> Task objective
Tally the lines of the listing that contain the word "hIgGK", then give the total and nothing else.

....

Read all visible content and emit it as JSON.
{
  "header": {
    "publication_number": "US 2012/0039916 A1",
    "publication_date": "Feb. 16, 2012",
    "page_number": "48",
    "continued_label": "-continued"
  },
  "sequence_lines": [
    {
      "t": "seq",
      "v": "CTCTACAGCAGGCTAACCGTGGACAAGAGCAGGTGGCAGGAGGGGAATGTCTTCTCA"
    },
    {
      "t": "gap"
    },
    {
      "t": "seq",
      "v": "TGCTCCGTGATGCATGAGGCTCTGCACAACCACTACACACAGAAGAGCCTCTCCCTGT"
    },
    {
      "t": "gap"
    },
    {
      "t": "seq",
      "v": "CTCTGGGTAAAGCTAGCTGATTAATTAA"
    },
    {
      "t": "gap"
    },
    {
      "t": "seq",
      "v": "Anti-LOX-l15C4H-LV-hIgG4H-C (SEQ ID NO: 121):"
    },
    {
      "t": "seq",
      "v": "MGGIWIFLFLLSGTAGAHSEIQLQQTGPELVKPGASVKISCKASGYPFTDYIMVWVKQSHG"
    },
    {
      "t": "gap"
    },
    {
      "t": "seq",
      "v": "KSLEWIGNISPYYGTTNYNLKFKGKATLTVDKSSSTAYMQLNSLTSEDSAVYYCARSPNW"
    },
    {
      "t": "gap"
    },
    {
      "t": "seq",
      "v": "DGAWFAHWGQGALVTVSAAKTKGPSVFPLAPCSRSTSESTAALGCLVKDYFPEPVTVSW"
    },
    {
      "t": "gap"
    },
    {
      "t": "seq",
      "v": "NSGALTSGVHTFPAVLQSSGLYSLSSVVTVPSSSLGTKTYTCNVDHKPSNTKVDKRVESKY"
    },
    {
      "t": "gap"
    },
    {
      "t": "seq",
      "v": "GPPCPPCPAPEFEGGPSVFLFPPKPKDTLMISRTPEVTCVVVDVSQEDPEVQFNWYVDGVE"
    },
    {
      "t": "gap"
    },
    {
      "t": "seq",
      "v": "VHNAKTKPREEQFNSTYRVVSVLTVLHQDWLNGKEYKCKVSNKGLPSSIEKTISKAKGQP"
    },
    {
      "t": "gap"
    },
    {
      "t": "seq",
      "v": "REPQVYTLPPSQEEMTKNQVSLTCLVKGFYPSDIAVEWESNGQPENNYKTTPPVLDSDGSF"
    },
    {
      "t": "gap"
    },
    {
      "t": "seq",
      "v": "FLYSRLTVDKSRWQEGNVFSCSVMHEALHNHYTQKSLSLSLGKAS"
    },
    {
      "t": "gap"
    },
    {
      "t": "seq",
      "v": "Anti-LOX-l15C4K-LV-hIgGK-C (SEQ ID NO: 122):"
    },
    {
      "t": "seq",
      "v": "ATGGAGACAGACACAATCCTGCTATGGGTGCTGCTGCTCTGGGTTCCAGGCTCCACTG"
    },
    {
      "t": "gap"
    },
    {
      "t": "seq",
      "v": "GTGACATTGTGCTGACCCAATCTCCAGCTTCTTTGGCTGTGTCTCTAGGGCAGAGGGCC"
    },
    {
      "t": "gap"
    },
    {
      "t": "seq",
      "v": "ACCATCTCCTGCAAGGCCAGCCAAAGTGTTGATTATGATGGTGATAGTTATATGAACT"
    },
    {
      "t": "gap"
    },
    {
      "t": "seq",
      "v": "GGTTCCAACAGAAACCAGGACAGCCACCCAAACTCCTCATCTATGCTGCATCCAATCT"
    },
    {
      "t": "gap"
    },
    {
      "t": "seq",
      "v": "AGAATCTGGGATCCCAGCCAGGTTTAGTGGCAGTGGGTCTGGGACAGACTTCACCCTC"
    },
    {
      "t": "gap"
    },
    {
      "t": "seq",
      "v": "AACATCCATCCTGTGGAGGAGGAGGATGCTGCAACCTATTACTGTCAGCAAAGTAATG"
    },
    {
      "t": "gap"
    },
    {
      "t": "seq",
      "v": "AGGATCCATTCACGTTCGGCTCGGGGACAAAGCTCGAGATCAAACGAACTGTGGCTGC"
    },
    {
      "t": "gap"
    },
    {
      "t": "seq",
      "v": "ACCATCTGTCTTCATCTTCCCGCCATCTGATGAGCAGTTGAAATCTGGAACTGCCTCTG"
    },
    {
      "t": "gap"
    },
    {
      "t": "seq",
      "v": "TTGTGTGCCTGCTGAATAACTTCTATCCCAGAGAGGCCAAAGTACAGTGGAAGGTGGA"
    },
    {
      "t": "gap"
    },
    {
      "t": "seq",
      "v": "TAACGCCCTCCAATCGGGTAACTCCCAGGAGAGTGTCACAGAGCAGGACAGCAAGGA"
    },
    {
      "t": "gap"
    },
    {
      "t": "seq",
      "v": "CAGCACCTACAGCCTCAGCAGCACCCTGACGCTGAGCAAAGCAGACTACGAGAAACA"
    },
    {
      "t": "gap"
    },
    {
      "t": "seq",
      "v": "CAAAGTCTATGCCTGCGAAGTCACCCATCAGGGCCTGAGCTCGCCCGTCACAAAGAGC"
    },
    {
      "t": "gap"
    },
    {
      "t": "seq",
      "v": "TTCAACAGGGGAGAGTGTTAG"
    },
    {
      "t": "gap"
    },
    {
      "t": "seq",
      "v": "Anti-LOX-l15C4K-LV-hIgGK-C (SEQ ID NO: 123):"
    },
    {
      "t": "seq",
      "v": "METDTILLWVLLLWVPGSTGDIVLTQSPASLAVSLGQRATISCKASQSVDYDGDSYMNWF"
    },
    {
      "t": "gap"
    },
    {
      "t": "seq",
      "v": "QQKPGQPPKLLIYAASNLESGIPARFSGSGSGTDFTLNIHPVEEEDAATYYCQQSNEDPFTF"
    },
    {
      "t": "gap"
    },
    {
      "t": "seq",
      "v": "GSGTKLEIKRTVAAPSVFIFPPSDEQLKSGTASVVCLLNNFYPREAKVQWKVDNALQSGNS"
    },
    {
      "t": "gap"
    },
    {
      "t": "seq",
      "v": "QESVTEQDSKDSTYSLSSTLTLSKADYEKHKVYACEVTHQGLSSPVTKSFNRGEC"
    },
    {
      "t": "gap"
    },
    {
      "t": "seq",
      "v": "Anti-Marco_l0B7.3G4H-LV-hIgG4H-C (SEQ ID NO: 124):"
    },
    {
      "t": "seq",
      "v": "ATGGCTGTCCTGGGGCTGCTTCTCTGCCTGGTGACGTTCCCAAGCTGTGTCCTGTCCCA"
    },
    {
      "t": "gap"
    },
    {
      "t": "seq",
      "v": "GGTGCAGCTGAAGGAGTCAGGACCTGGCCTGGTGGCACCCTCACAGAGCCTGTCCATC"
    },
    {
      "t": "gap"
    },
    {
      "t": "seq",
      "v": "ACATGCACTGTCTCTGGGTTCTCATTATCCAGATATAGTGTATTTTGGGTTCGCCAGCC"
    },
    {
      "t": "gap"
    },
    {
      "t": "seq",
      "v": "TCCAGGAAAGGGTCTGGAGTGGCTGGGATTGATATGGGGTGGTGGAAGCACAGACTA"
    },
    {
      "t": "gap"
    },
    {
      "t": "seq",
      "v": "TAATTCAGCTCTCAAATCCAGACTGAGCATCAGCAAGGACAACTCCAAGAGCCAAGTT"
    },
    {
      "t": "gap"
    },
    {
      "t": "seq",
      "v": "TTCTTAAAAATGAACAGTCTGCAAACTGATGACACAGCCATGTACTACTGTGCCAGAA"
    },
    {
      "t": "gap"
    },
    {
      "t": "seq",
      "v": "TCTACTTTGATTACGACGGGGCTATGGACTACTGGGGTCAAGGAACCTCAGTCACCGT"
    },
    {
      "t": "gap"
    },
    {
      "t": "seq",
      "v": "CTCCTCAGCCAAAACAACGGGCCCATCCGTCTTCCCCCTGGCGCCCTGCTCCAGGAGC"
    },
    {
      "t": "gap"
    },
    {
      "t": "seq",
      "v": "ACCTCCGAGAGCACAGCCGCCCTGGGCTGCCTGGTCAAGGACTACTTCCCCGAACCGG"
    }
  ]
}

....

> Solution below
2